** begin Exercise data **

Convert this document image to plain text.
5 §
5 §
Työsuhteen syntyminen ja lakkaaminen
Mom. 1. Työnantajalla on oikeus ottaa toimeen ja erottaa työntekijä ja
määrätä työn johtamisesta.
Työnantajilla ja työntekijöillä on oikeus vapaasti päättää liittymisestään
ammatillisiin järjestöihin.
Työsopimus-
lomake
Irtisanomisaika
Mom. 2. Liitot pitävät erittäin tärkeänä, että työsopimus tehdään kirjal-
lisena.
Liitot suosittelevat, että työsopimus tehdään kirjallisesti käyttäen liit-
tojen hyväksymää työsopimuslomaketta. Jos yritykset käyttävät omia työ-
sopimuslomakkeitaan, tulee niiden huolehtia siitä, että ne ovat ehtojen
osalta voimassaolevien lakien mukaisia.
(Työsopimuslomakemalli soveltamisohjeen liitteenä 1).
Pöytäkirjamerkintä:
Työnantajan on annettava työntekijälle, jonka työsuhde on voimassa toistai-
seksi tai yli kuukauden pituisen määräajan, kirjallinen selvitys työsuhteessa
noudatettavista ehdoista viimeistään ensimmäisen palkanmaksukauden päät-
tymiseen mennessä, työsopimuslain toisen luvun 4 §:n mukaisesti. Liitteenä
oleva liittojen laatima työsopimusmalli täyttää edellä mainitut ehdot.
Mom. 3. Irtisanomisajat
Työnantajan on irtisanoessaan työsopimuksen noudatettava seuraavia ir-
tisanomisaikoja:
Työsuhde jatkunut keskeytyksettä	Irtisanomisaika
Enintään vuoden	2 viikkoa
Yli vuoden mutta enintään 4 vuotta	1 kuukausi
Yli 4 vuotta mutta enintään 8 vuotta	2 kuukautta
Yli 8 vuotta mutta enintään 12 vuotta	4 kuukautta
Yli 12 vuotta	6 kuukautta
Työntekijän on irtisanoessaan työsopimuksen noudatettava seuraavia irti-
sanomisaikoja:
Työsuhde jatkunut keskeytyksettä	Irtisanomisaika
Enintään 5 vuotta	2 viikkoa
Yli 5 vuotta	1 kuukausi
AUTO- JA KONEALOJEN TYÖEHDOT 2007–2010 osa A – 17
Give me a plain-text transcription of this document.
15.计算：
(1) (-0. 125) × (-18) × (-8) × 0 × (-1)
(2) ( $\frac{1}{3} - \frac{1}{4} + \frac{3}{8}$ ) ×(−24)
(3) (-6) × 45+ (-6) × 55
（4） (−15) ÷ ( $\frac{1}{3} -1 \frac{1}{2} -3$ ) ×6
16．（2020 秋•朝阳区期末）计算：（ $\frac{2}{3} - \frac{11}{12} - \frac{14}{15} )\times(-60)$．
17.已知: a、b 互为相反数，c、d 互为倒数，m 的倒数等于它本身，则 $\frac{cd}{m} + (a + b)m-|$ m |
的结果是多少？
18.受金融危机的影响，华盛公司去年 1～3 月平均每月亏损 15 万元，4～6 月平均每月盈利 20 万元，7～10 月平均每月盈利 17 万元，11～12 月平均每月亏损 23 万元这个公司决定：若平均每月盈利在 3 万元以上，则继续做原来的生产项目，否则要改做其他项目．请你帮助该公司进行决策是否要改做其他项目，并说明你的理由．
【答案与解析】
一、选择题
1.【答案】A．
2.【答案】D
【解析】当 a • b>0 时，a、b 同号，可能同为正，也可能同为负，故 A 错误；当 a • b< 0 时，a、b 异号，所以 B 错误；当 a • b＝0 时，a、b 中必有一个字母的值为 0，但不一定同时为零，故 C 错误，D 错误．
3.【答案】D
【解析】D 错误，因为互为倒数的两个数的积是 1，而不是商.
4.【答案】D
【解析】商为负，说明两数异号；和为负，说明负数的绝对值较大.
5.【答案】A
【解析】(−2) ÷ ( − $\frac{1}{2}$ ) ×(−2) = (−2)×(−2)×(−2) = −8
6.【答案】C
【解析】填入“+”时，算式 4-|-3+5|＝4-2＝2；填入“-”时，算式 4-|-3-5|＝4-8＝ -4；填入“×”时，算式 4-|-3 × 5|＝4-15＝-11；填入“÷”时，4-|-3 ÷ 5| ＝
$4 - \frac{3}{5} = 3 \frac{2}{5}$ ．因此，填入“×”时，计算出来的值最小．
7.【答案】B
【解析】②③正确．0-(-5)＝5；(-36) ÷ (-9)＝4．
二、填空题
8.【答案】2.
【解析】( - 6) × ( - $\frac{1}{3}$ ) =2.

** end Exercise data **

▶ [Objective]
Locate the line that contains "Give me a plain-text". Repeat it and every line after it, up to and including the final line, exactly.

▶ [Expected answer]
Give me a plain-text transcription of this document.
15.计算：
(1) (-0. 125) × (-18) × (-8) × 0 × (-1)
(2) ( $\frac{1}{3} - \frac{1}{4} + \frac{3}{8}$ ) ×(−24)
(3) (-6) × 45+ (-6) × 55
（4） (−15) ÷ ( $\frac{1}{3} -1 \frac{1}{2} -3$ ) ×6
16．（2020 秋•朝阳区期末）计算：（ $\frac{2}{3} - \frac{11}{12} - \frac{14}{15} )\times(-60)$．
17.已知: a、b 互为相反数，c、d 互为倒数，m 的倒数等于它本身，则 $\frac{cd}{m} + (a + b)m-|$ m |
的结果是多少？
18.受金融危机的影响，华盛公司去年 1～3 月平均每月亏损 15 万元，4～6 月平均每月盈利 20 万元，7～10 月平均每月盈利 17 万元，11～12 月平均每月亏损 23 万元这个公司决定：若平均每月盈利在 3 万元以上，则继续做原来的生产项目，否则要改做其他项目．请你帮助该公司进行决策是否要改做其他项目，并说明你的理由．
【答案与解析】
一、选择题
1.【答案】A．
2.【答案】D
【解析】当 a • b>0 时，a、b 同号，可能同为正，也可能同为负，故 A 错误；当 a • b< 0 时，a、b 异号，所以 B 错误；当 a • b＝0 时，a、b 中必有一个字母的值为 0，但不一定同时为零，故 C 错误，D 错误．
3.【答案】D
【解析】D 错误，因为互为倒数的两个数的积是 1，而不是商.
4.【答案】D
【解析】商为负，说明两数异号；和为负，说明负数的绝对值较大.
5.【答案】A
【解析】(−2) ÷ ( − $\frac{1}{2}$ ) ×(−2) = (−2)×(−2)×(−2) = −8
6.【答案】C
【解析】填入“+”时，算式 4-|-3+5|＝4-2＝2；填入“-”时，算式 4-|-3-5|＝4-8＝ -4；填入“×”时，算式 4-|-3 × 5|＝4-15＝-11；填入“÷”时，4-|-3 ÷ 5| ＝
$4 - \frac{3}{5} = 3 \frac{2}{5}$ ．因此，填入“×”时，计算出来的值最小．
7.【答案】B
【解析】②③正确．0-(-5)＝5；(-36) ÷ (-9)＝4．
二、填空题
8.【答案】2.
【解析】( - 6) × ( - $\frac{1}{3}$ ) =2.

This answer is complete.